▶ [Your task]: Find the word "毛细胞轴" in the records below. List each line containing it.

▶ [Records to use]:
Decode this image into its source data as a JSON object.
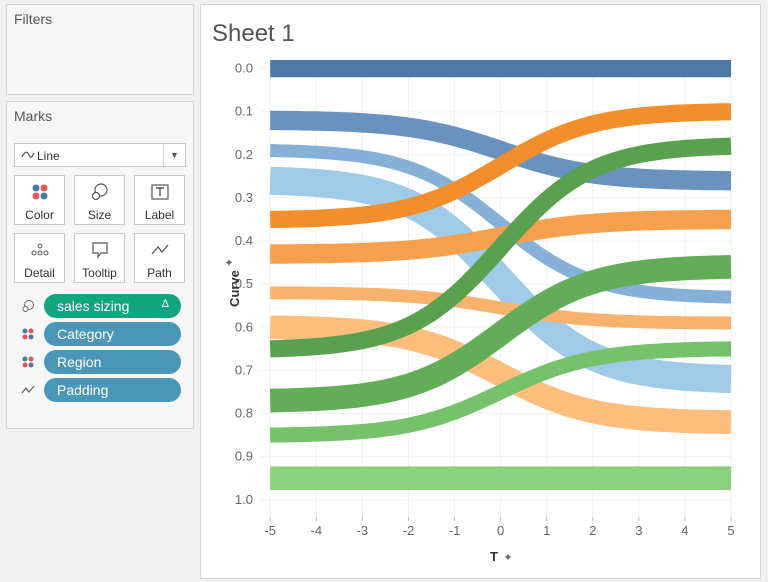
{
  "filters": {
    "title": "Filters"
  },
  "marks": {
    "title": "Marks",
    "mark_type": "Line",
    "buttons": [
      {
        "label": "Color",
        "icon": "color-dots-icon"
      },
      {
        "label": "Size",
        "icon": "size-icon"
      },
      {
        "label": "Label",
        "icon": "label-icon"
      },
      {
        "label": "Detail",
        "icon": "detail-dots-icon"
      },
      {
        "label": "Tooltip",
        "icon": "tooltip-icon"
      },
      {
        "label": "Path",
        "icon": "path-icon"
      }
    ],
    "pills": [
      {
        "label": "sales sizing",
        "icon": "size-icon",
        "delta": "Δ",
        "color": "#13a57f"
      },
      {
        "label": "Category",
        "icon": "color-dots-icon",
        "color": "#4a97b8"
      },
      {
        "label": "Region",
        "icon": "color-dots-icon",
        "color": "#4a97b8"
      },
      {
        "label": "Padding",
        "icon": "path-icon",
        "color": "#4a97b8"
      }
    ]
  },
  "sheet": {
    "title": "Sheet 1"
  },
  "chart_data": {
    "type": "line",
    "title": "Sheet 1",
    "xlabel": "T",
    "ylabel": "Curve",
    "xlim": [
      -5.2,
      5
    ],
    "ylim": [
      1.04,
      -0.02
    ],
    "y_reversed": true,
    "x_ticks": [
      "-5",
      "-4",
      "-3",
      "-2",
      "-1",
      "0",
      "1",
      "2",
      "3",
      "4",
      "5"
    ],
    "y_ticks": [
      "0.0",
      "0.1",
      "0.2",
      "0.3",
      "0.4",
      "0.5",
      "0.6",
      "0.7",
      "0.8",
      "0.9",
      "1.0"
    ],
    "x_tick_values": [
      -5,
      -4,
      -3,
      -2,
      -1,
      0,
      1,
      2,
      3,
      4,
      5
    ],
    "y_tick_values": [
      0,
      0.1,
      0.2,
      0.3,
      0.4,
      0.5,
      0.6,
      0.7,
      0.8,
      0.9,
      1.0
    ],
    "grid": true,
    "legend": "none",
    "series": [
      {
        "start": 0.0,
        "end": 0.0,
        "width": 0.04,
        "color": "#4e79a7"
      },
      {
        "start": 0.12,
        "end": 0.26,
        "width": 0.045,
        "color": "#6a92be"
      },
      {
        "start": 0.19,
        "end": 0.53,
        "width": 0.03,
        "color": "#87b0d8"
      },
      {
        "start": 0.26,
        "end": 0.72,
        "width": 0.065,
        "color": "#a0cbe8"
      },
      {
        "start": 0.35,
        "end": 0.1,
        "width": 0.04,
        "color": "#f28e2b"
      },
      {
        "start": 0.43,
        "end": 0.35,
        "width": 0.045,
        "color": "#f5a04c"
      },
      {
        "start": 0.52,
        "end": 0.59,
        "width": 0.03,
        "color": "#f8b26d"
      },
      {
        "start": 0.6,
        "end": 0.82,
        "width": 0.055,
        "color": "#ffbe7d"
      },
      {
        "start": 0.65,
        "end": 0.18,
        "width": 0.04,
        "color": "#59a14f"
      },
      {
        "start": 0.77,
        "end": 0.46,
        "width": 0.055,
        "color": "#64ad58"
      },
      {
        "start": 0.85,
        "end": 0.65,
        "width": 0.035,
        "color": "#76c26a"
      },
      {
        "start": 0.95,
        "end": 0.95,
        "width": 0.055,
        "color": "#8cd17d"
      }
    ]
  }
}
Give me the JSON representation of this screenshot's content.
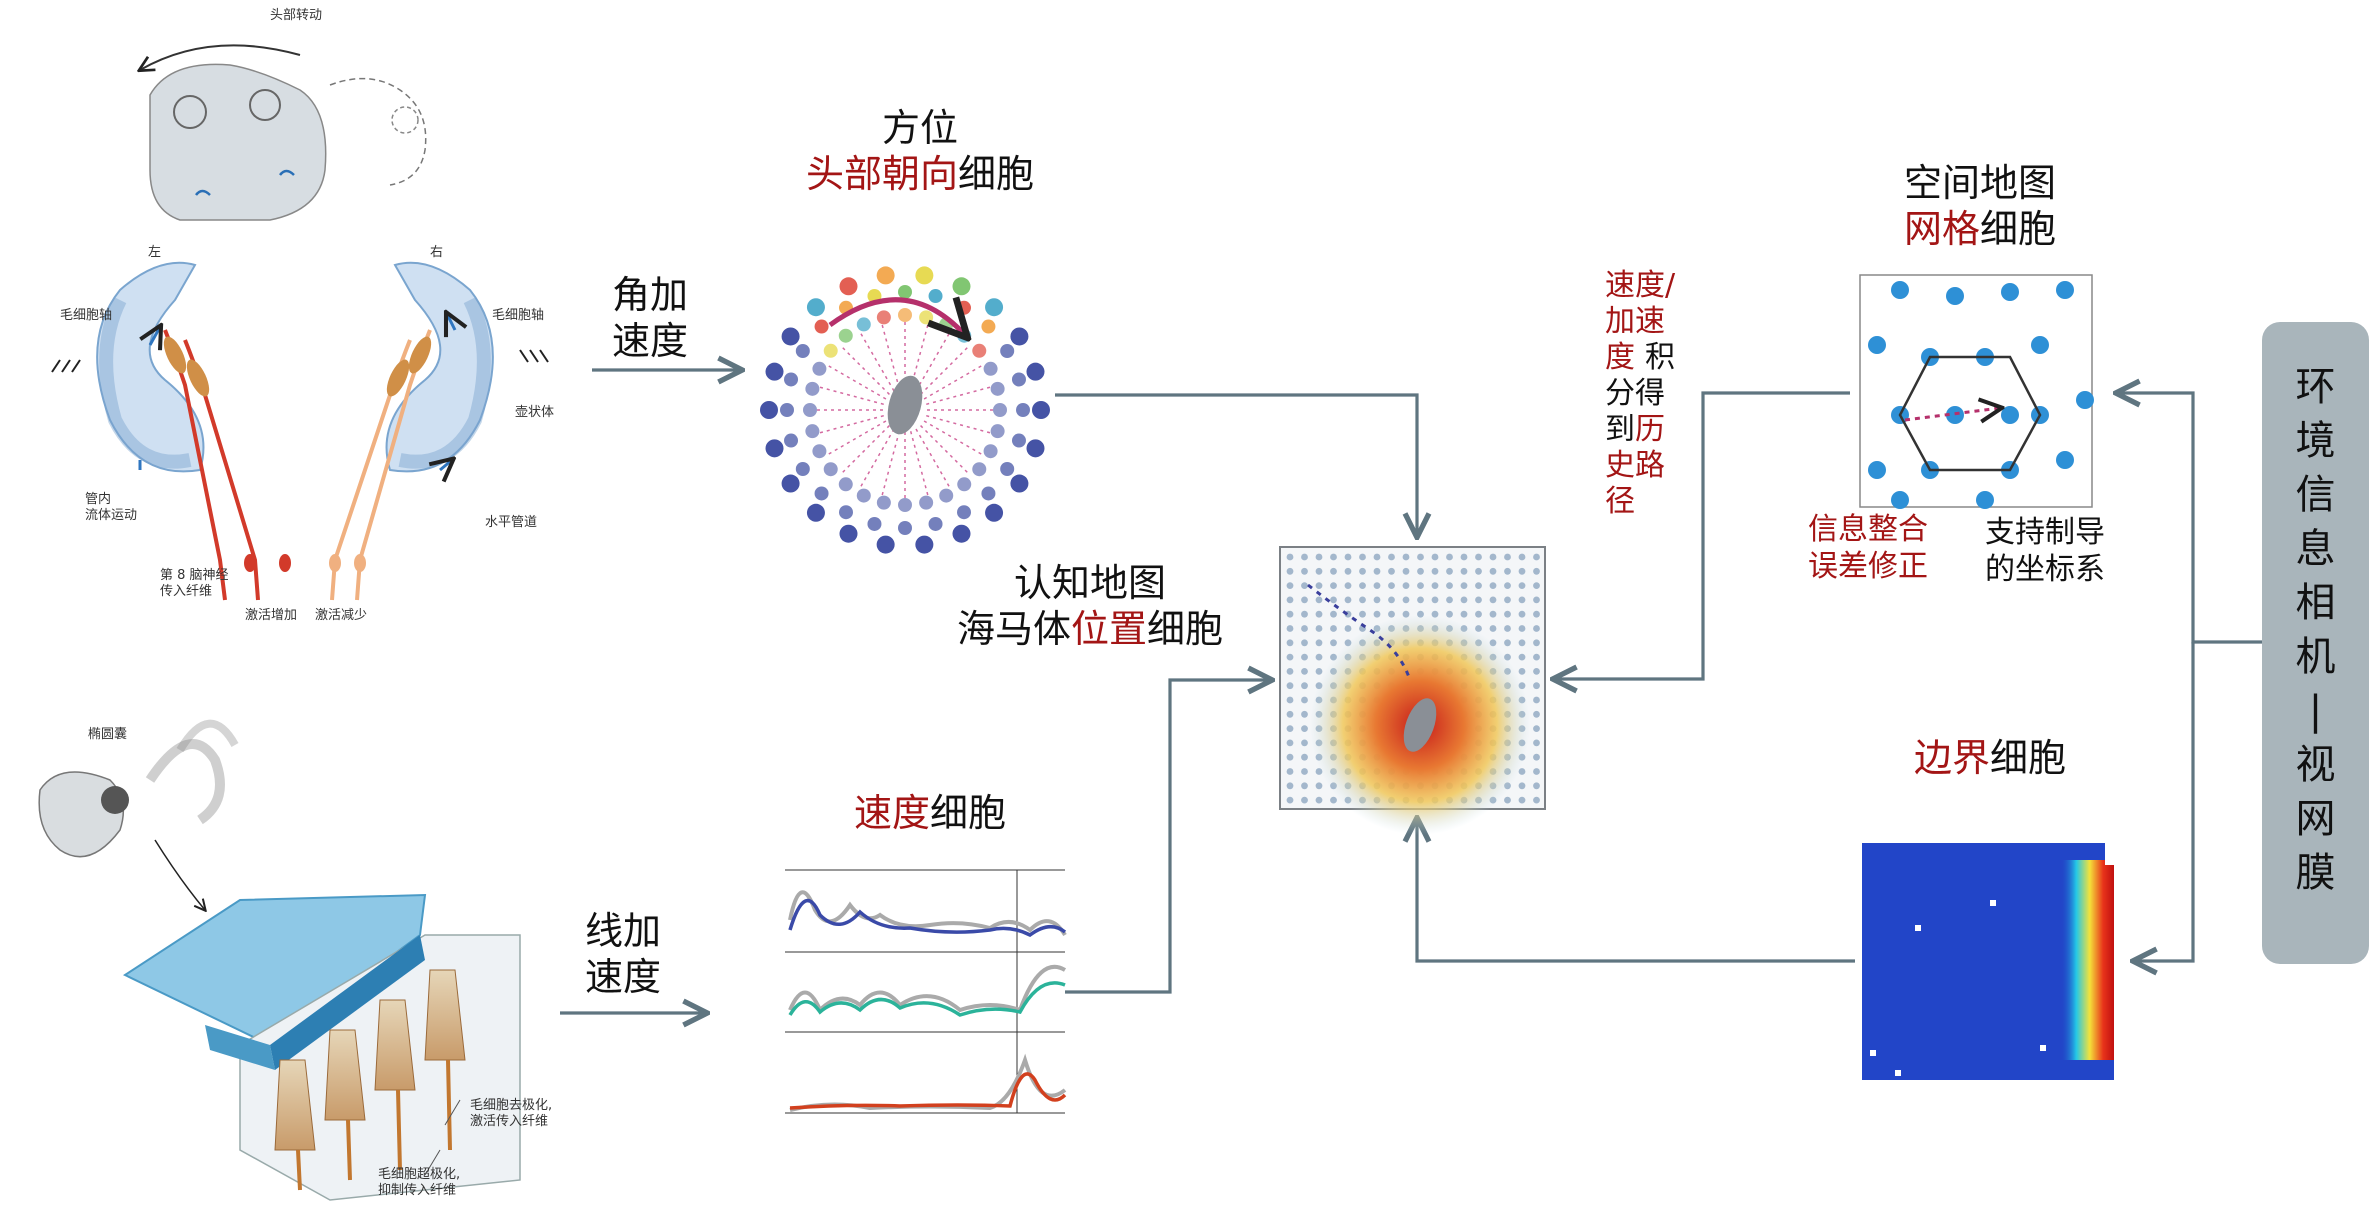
{
  "colors": {
    "arrow": "#5f7580",
    "accent_red": "#a31515",
    "sidebar_bg": "#a9b5bb",
    "grid_dot": "#2e90d6",
    "boundary_bg": "#1e3fc4"
  },
  "left_top": {
    "head_rotation": "头部转动",
    "left": "左",
    "right": "右",
    "hair_bundle_l": "毛细胞轴",
    "hair_bundle_r": "毛细胞轴",
    "ampulla": "壶状体",
    "tube_flow": "管内\n流体运动",
    "horizontal_canal": "水平管道",
    "nerve": "第 8 脑神经\n传入纤维",
    "activation_up": "激活增加",
    "activation_down": "激活减少"
  },
  "left_bottom": {
    "utricle": "椭圆囊",
    "depolarize": "毛细胞去极化,\n激活传入纤维",
    "hyperpolarize": "毛细胞超极化,\n抑制传入纤维"
  },
  "arrows": {
    "angular": "角加\n速度",
    "linear": "线加\n速度"
  },
  "hd": {
    "title_black": "方位",
    "title_red": "头部朝向",
    "title_suffix": "细胞"
  },
  "speed": {
    "title_red": "速度",
    "title_suffix": "细胞"
  },
  "place": {
    "line1": "认知地图",
    "prefix": "海马体",
    "red": "位置",
    "suffix": "细胞"
  },
  "grid": {
    "line1": "空间地图",
    "red": "网格",
    "suffix": "细胞",
    "info_red": "信息整合\n误差修正",
    "support": "支持制导\n的坐标系"
  },
  "integration": {
    "red_part": "速度/\n加速\n度",
    "black_a": "积",
    "black_b": "分得",
    "black_c": "到",
    "red_b": "历\n史路\n径"
  },
  "boundary": {
    "red": "边界",
    "suffix": "细胞"
  },
  "sidebar": {
    "text": "环\n境\n信\n息\n相\n机\n|\n视\n网\n膜"
  }
}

▶ [Exercise output]:
    "hair_bundle_l": "毛细胞轴",
    "hair_bundle_r": "毛细胞轴",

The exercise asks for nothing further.